» **A block of data**

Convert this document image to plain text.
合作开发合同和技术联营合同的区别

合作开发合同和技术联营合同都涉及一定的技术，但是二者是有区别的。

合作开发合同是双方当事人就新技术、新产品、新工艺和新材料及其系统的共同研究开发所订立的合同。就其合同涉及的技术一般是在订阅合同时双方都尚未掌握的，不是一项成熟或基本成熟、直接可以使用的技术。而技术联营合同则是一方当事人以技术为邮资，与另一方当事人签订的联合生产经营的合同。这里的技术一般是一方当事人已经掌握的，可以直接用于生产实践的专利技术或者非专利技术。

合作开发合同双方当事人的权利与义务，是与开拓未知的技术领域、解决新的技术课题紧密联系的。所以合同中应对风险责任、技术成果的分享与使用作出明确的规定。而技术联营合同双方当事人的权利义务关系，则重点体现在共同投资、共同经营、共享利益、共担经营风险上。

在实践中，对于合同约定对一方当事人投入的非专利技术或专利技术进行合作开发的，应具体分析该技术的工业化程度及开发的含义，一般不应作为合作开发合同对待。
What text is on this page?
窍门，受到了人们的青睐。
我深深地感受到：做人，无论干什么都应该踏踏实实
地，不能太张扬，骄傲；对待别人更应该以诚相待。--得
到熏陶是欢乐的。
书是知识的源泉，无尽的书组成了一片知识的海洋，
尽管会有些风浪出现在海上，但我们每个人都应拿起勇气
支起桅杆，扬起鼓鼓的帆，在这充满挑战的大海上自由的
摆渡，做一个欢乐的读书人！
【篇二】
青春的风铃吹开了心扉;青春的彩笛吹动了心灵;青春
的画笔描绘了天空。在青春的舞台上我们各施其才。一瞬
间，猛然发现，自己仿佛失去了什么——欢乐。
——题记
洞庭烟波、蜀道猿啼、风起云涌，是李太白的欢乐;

» **Exercise prompt**
Report the number of lines holding the string "text", without any other words.

» **Solution to this task**
2